SUPPLIED ENTRIES:
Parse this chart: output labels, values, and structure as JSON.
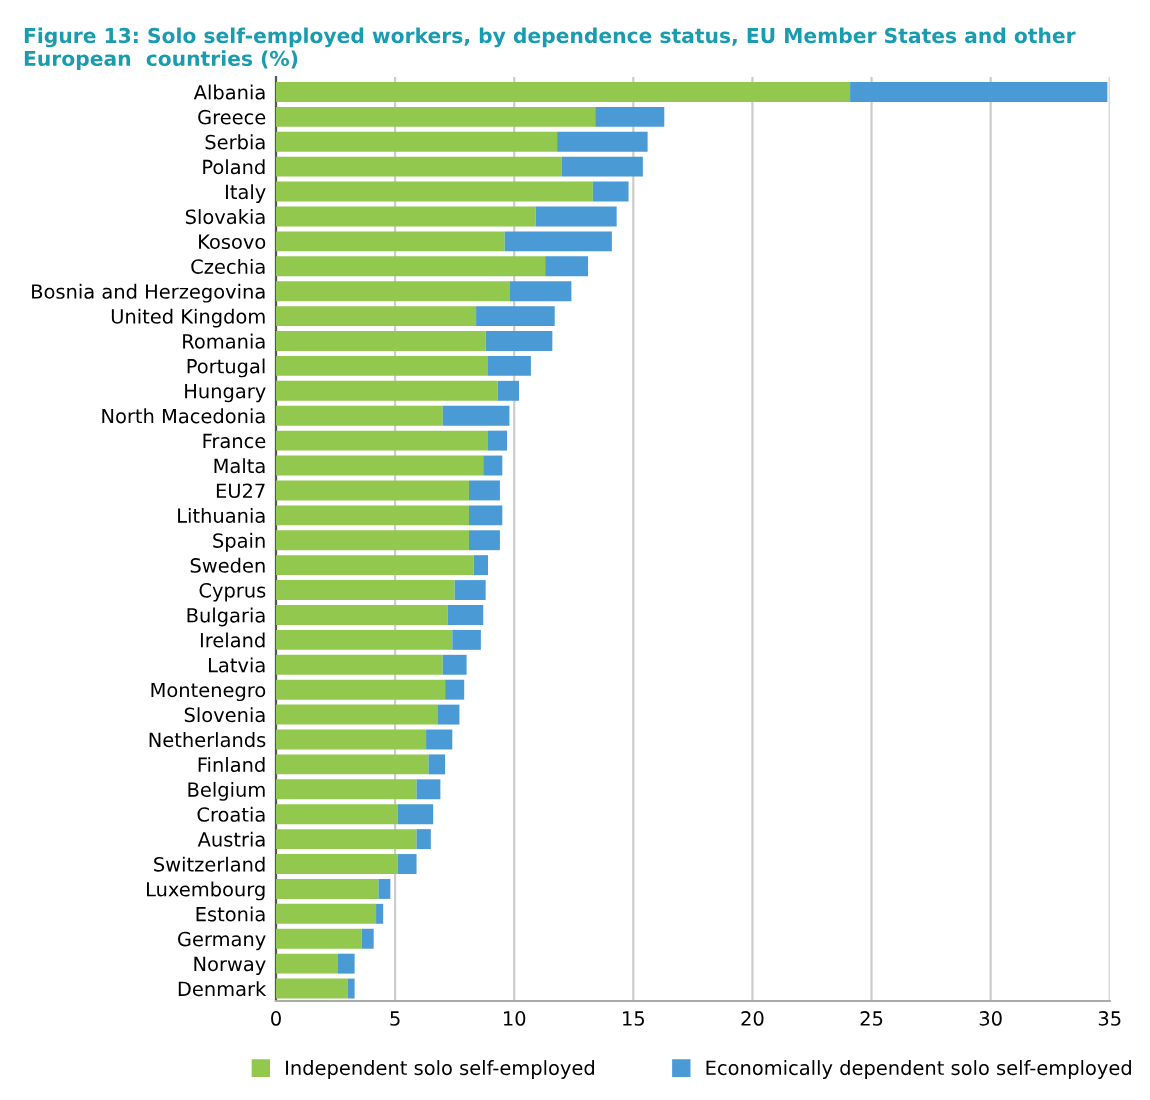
{
  "chart_data": {
    "type": "bar",
    "orientation": "horizontal",
    "stacked": true,
    "title": "Figure 13: Solo self-employed workers, by dependence status, EU Member States and other European  countries (%)",
    "categories": [
      "Albania",
      "Greece",
      "Serbia",
      "Poland",
      "Italy",
      "Slovakia",
      "Kosovo",
      "Czechia",
      "Bosnia and Herzegovina",
      "United Kingdom",
      "Romania",
      "Portugal",
      "Hungary",
      "North Macedonia",
      "France",
      "Malta",
      "EU27",
      "Lithuania",
      "Spain",
      "Sweden",
      "Cyprus",
      "Bulgaria",
      "Ireland",
      "Latvia",
      "Montenegro",
      "Slovenia",
      "Netherlands",
      "Finland",
      "Belgium",
      "Croatia",
      "Austria",
      "Switzerland",
      "Luxembourg",
      "Estonia",
      "Germany",
      "Norway",
      "Denmark"
    ],
    "series": [
      {
        "name": "Independent solo self-employed",
        "color": "#92c84e",
        "values": [
          24.1,
          13.4,
          11.8,
          12.0,
          13.3,
          10.9,
          9.6,
          11.3,
          9.8,
          8.4,
          8.8,
          8.9,
          9.3,
          7.0,
          8.9,
          8.7,
          8.1,
          8.1,
          8.1,
          8.3,
          7.5,
          7.2,
          7.4,
          7.0,
          7.1,
          6.8,
          6.3,
          6.4,
          5.9,
          5.1,
          5.9,
          5.1,
          4.3,
          4.2,
          3.6,
          2.6,
          3.0
        ]
      },
      {
        "name": "Economically dependent solo self-employed",
        "color": "#4a9ad6",
        "values": [
          10.8,
          2.9,
          3.8,
          3.4,
          1.5,
          3.4,
          4.5,
          1.8,
          2.6,
          3.3,
          2.8,
          1.8,
          0.9,
          2.8,
          0.8,
          0.8,
          1.3,
          1.4,
          1.3,
          0.6,
          1.3,
          1.5,
          1.2,
          1.0,
          0.8,
          0.9,
          1.1,
          0.7,
          1.0,
          1.5,
          0.6,
          0.8,
          0.5,
          0.3,
          0.5,
          0.7,
          0.3
        ]
      }
    ],
    "xlim": [
      0,
      35
    ],
    "xticks": [
      0,
      5,
      10,
      15,
      20,
      25,
      30,
      35
    ],
    "grid": "x",
    "legend": "bottom"
  }
}
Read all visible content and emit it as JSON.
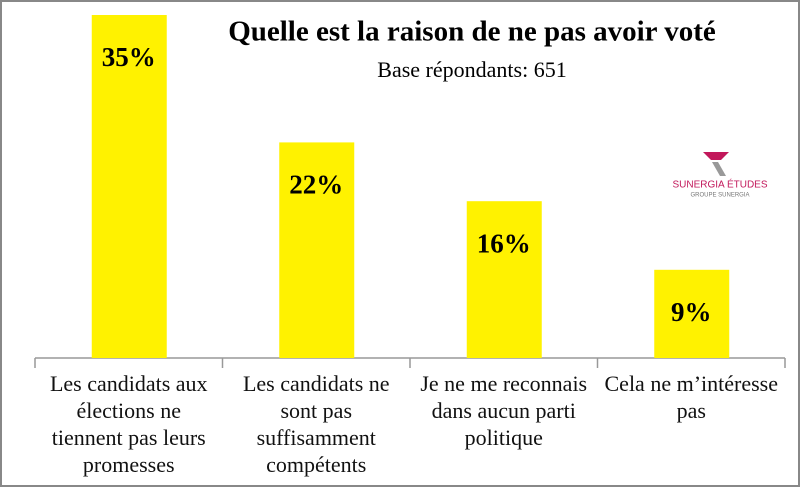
{
  "chart_data": {
    "type": "bar",
    "title": "Quelle est la raison de ne pas avoir voté",
    "subtitle": "Base répondants: 651",
    "categories": [
      "Les candidats aux élections ne tiennent pas leurs promesses",
      "Les candidats ne sont pas suffisamment compétents",
      "Je ne me reconnais dans aucun parti politique",
      "Cela ne m’intéresse pas"
    ],
    "values": [
      35,
      22,
      16,
      9
    ],
    "value_labels": [
      "35%",
      "22%",
      "16%",
      "9%"
    ],
    "color": "#fff200",
    "ylim": [
      0,
      35
    ],
    "logo": {
      "name": "SUNERGIA ÉTUDES",
      "tagline": "GROUPE SUNERGIA"
    }
  }
}
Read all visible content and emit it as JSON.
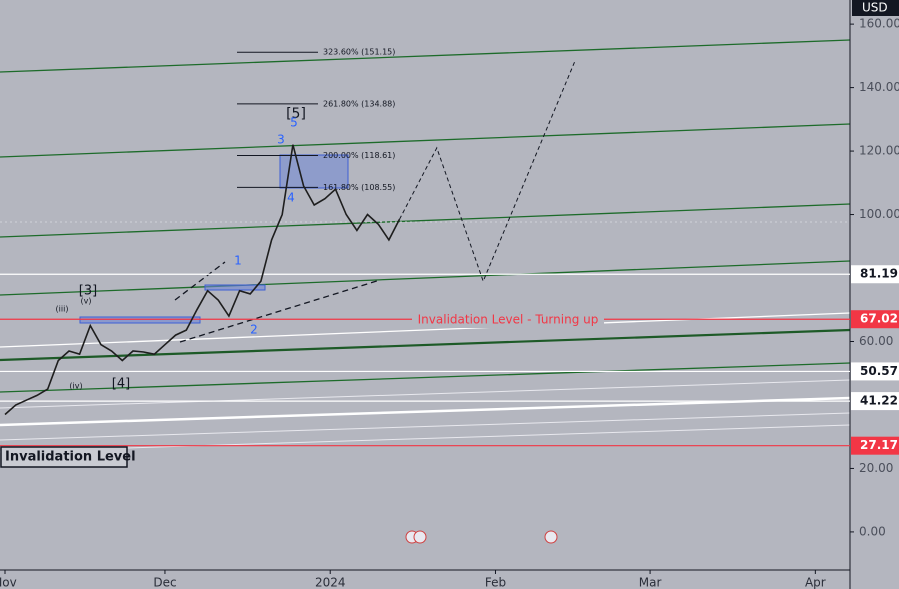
{
  "chart_data": {
    "type": "line",
    "currency": "USD",
    "xlim": [
      -0.94,
      158.5
    ],
    "xticks": [
      {
        "value": 0,
        "label": "Nov"
      },
      {
        "value": 30,
        "label": "Dec"
      },
      {
        "value": 61,
        "label": "2024"
      },
      {
        "value": 92,
        "label": "Feb"
      },
      {
        "value": 121,
        "label": "Mar"
      },
      {
        "value": 152,
        "label": "Apr"
      }
    ],
    "ylim": [
      -12,
      167.6
    ],
    "yticks": [
      {
        "value": 0,
        "label": "0.00"
      },
      {
        "value": 20,
        "label": "20.00"
      },
      {
        "value": 60,
        "label": "60.00"
      },
      {
        "value": 100,
        "label": "100.00"
      },
      {
        "value": 120,
        "label": "120.00"
      },
      {
        "value": 140,
        "label": "140.00"
      },
      {
        "value": 160,
        "label": "160.00"
      }
    ],
    "series": [
      {
        "color": "#1e1e1e",
        "x": [
          0,
          2,
          4,
          6,
          8,
          10,
          12,
          14,
          16,
          18,
          20,
          22,
          24,
          26,
          28,
          30,
          32,
          34,
          36,
          38,
          40,
          42,
          44,
          46,
          48,
          50,
          52,
          54,
          56,
          58,
          60,
          62,
          64,
          66,
          68,
          70,
          72,
          74
        ],
        "values": [
          37,
          40,
          41.5,
          43,
          45,
          54,
          57,
          56,
          65,
          59,
          57,
          54,
          57,
          56.7,
          56,
          59,
          62,
          63.6,
          70,
          76,
          73,
          68,
          76,
          75,
          79,
          92,
          100,
          122,
          109,
          103,
          105,
          108,
          100,
          95,
          100,
          97,
          92,
          98.5
        ]
      }
    ],
    "projection": {
      "x": [
        74,
        81,
        89.7,
        107
      ],
      "values": [
        98.5,
        121,
        79,
        148.7
      ]
    },
    "levels": [
      {
        "value": 81.19,
        "color": "#ffffff"
      },
      {
        "value": 67.02,
        "color": "#f23645"
      },
      {
        "value": 50.57,
        "color": "#ffffff"
      },
      {
        "value": 41.22,
        "color": "#ffffff"
      },
      {
        "value": 27.17,
        "color": "#f23645"
      }
    ],
    "fib": [
      {
        "label": "323.60% (151.15)",
        "value": 151.15
      },
      {
        "label": "261.80% (134.88)",
        "value": 134.88
      },
      {
        "label": "200.00% (118.61)",
        "value": 118.61
      },
      {
        "label": "161.80% (108.55)",
        "value": 108.55
      }
    ],
    "annotations": [
      "Invalidation Level - Turning up",
      "Invalidation Level",
      "[5]",
      "[3]",
      "[4]",
      "(v)",
      "(iii)",
      "(iv)",
      "3",
      "5",
      "4",
      "1",
      "2"
    ]
  }
}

PROBLEM REQUIREMENTS: Using the entries above, return each line that includes the word "self".

FINAL RESULT:
    "title": "Figure 13: Solo self-employed workers, by dependence status, EU Member States and other European  countries (%)",
        "name": "Independent solo self-employed",
        "name": "Economically dependent solo self-employed",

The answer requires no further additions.